Records from a collection of figures
════

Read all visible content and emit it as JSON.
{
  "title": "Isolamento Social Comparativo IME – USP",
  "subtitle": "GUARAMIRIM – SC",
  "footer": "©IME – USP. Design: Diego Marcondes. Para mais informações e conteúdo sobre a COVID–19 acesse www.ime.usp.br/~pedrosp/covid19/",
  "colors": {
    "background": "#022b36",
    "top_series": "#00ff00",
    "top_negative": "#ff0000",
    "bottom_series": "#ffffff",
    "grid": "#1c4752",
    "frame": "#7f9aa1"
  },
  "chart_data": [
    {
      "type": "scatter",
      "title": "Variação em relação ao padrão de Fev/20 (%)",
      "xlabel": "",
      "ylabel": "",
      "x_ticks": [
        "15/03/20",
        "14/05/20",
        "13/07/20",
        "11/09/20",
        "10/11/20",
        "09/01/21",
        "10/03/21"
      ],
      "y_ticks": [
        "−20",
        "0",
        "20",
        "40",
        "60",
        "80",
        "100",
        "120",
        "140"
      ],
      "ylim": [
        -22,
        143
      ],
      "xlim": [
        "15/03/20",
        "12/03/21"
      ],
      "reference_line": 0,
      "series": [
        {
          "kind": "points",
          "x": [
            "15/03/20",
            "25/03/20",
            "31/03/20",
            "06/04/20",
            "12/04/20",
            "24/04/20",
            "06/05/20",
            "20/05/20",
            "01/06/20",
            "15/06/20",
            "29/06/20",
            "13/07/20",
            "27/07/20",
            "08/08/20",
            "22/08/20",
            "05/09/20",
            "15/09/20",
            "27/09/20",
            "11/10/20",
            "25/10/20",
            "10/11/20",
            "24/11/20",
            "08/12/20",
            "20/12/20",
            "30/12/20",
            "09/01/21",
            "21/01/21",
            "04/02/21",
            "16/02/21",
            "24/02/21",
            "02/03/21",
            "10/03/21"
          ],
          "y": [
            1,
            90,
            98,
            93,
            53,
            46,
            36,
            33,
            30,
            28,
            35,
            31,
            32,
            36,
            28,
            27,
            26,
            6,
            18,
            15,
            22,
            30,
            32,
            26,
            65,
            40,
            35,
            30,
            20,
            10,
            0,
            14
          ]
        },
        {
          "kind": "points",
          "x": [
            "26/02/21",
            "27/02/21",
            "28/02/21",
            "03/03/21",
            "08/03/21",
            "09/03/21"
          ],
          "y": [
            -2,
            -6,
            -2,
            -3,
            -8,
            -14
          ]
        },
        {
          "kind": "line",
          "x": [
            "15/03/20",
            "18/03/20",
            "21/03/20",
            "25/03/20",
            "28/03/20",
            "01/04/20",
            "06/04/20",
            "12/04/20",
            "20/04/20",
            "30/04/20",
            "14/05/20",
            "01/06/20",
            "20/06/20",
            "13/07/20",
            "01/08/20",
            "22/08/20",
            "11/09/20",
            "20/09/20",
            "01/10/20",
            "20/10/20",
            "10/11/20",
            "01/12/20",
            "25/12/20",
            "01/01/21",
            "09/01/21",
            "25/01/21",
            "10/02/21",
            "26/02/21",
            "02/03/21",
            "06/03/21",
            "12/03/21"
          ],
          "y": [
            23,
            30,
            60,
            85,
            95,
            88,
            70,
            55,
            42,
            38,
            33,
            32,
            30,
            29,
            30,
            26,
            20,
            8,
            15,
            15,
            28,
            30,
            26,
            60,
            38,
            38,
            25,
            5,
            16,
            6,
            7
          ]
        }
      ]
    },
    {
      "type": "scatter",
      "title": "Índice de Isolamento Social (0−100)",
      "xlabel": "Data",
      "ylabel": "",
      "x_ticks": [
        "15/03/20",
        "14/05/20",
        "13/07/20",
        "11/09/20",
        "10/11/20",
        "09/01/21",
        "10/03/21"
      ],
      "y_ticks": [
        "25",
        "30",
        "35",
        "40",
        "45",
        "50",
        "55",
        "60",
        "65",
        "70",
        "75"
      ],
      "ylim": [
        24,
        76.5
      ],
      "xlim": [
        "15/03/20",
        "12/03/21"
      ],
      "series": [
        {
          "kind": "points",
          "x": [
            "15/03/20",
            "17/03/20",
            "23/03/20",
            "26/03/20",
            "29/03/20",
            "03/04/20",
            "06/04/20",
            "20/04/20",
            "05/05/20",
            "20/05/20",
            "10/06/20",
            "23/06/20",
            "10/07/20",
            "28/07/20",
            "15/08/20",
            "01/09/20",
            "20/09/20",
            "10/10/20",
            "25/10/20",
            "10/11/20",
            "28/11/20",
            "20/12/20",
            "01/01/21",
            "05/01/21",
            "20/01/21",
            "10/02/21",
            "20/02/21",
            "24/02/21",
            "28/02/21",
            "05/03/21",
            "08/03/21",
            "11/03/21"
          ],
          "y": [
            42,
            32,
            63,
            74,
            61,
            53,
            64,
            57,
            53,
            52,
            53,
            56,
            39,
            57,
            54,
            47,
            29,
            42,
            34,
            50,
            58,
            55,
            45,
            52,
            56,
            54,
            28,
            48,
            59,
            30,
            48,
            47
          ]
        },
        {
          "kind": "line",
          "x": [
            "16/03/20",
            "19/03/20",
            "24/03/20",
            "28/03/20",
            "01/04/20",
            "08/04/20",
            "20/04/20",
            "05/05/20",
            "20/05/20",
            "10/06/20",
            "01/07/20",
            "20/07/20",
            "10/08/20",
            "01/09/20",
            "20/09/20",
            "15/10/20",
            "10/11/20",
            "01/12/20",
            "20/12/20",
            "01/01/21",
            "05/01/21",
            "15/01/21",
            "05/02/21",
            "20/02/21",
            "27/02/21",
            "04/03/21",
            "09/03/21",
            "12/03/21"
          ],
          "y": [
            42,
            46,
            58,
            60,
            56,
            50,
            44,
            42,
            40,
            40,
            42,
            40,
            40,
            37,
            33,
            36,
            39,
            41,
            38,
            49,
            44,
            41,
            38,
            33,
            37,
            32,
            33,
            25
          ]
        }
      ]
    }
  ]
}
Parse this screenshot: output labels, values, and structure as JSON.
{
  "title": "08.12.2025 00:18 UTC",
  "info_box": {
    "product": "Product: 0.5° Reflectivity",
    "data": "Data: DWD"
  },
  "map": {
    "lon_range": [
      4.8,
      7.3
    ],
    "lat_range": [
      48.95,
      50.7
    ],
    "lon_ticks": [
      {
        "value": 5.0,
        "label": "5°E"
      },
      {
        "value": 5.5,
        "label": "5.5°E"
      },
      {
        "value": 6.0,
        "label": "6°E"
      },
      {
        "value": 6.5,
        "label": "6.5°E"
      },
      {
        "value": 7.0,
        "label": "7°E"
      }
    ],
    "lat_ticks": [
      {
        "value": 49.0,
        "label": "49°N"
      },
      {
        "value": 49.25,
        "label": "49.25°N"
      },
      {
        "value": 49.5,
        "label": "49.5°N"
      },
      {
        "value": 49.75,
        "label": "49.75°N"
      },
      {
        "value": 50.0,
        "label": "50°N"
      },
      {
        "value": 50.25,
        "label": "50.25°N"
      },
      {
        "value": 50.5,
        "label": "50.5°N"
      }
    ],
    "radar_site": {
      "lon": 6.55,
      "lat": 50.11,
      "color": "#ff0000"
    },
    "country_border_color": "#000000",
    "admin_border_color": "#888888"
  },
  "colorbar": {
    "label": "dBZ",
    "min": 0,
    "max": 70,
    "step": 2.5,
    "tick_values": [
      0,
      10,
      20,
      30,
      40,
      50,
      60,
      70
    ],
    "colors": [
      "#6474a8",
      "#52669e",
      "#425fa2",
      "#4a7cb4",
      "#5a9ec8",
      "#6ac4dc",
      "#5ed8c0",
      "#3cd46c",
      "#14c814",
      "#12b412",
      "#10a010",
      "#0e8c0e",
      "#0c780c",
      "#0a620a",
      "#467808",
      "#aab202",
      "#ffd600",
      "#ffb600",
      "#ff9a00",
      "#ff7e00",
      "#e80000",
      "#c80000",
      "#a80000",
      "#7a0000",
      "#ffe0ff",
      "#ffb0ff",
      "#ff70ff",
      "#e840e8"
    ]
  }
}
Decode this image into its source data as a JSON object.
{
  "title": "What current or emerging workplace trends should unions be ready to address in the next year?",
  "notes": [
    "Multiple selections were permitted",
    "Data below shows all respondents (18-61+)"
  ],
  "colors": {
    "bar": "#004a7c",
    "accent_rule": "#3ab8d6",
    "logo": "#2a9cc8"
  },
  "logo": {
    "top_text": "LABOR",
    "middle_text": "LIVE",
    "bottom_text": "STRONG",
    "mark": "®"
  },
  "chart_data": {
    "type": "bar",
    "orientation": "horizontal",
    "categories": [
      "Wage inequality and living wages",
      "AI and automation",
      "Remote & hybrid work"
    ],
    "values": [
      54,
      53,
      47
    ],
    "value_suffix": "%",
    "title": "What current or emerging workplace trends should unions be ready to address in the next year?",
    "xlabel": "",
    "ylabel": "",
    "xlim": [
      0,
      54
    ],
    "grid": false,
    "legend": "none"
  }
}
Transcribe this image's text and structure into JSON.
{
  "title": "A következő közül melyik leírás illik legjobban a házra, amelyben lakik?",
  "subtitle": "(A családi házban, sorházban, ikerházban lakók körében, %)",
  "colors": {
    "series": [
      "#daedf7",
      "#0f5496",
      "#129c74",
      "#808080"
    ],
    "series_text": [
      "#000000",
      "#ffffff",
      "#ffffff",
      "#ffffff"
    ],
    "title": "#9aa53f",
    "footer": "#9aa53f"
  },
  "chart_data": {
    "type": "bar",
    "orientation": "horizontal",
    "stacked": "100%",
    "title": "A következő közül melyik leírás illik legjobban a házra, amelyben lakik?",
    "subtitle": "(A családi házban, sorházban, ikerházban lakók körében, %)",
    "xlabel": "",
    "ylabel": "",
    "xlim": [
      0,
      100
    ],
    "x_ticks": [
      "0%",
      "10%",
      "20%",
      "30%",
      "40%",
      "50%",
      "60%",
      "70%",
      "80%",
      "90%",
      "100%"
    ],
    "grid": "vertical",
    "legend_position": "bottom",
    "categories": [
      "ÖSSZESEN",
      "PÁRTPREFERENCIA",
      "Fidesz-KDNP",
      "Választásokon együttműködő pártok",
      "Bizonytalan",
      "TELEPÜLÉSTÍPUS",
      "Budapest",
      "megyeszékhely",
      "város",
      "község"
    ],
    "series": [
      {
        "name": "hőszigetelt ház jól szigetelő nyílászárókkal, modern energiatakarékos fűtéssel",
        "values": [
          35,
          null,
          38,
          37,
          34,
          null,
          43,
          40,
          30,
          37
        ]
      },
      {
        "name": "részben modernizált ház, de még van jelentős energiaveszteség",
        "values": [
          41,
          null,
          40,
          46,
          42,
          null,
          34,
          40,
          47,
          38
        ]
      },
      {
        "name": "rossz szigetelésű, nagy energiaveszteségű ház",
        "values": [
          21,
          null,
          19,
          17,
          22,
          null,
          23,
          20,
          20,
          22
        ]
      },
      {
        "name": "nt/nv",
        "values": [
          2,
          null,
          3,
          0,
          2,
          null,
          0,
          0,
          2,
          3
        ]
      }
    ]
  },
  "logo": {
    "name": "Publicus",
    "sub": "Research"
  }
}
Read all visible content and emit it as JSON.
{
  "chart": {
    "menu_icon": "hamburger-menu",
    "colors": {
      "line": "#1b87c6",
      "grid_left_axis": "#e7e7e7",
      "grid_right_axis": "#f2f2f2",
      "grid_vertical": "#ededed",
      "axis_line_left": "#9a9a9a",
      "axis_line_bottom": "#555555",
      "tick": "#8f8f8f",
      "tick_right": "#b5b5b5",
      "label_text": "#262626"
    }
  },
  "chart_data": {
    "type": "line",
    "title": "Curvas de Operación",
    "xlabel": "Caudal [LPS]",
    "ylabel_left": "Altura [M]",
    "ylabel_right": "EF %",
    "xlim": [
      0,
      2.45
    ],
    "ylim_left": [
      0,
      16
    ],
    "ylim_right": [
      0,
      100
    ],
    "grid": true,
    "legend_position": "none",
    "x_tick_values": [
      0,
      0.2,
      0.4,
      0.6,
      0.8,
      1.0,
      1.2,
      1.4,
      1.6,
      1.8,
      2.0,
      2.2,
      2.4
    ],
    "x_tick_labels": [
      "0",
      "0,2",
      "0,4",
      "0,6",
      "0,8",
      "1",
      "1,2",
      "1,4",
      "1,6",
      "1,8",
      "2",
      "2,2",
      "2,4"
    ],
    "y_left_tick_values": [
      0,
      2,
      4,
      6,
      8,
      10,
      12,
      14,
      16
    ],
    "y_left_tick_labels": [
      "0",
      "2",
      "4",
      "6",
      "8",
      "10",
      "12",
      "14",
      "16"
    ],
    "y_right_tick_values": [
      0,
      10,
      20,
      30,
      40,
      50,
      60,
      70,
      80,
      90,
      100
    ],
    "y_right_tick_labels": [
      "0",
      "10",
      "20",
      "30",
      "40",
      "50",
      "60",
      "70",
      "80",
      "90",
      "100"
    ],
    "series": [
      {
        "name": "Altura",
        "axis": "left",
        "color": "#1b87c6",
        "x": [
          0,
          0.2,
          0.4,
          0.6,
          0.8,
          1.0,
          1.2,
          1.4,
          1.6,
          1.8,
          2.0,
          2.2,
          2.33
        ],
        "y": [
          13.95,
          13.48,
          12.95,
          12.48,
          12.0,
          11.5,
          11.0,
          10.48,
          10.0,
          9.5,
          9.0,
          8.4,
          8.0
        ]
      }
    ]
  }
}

════

__Direction__. Copy all lines from the material that hold "Social".

__Problem solution__.
  "title": "Isolamento Social Comparativo IME – USP",
      "title": "Índice de Isolamento Social (0−100)",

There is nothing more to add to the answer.